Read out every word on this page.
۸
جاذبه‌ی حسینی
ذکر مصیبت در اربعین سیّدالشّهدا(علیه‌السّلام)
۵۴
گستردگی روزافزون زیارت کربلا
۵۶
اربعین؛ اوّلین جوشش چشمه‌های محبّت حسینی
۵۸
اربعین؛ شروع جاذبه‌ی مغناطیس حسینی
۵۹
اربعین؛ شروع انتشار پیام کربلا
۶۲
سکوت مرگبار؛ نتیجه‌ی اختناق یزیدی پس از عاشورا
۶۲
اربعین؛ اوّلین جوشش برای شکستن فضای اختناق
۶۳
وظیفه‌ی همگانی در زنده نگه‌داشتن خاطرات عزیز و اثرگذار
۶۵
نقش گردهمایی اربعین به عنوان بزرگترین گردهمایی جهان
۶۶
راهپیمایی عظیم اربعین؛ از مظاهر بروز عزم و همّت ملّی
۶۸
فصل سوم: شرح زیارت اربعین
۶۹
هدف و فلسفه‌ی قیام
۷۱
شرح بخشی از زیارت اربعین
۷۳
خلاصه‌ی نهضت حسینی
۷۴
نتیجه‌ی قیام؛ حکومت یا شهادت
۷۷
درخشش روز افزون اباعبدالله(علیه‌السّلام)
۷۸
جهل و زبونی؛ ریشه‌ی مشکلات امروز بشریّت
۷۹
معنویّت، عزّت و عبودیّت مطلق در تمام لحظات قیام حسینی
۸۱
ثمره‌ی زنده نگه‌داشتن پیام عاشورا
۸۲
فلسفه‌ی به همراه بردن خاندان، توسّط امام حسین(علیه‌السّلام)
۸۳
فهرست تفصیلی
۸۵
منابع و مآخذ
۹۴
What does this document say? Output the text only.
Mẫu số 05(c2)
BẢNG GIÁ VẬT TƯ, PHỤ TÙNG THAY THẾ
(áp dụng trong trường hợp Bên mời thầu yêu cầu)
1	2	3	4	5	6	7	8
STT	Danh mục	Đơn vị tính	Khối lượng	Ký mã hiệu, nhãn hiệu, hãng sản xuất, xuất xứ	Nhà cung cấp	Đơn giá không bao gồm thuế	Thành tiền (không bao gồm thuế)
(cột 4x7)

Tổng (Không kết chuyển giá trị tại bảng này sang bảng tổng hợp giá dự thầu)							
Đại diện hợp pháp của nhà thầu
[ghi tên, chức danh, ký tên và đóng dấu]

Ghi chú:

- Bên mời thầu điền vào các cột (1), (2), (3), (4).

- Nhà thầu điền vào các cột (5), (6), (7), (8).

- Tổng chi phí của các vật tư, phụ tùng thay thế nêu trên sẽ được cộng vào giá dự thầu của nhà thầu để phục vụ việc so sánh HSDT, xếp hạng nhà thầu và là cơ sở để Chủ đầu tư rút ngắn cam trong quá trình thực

********************

Task details: In the entries above, locate every line with the word "trong" and copy it.

Output for this exercise:
(áp dụng trong trường hợp Bên mời thầu yêu cầu)
- Tổng chi phí của các vật tư, phụ tùng thay thế nêu trên sẽ được cộng vào giá dự thầu của nhà thầu để phục vụ việc so sánh HSDT, xếp hạng nhà thầu và là cơ sở để Chủ đầu tư rút ngắn cam trong quá trình thực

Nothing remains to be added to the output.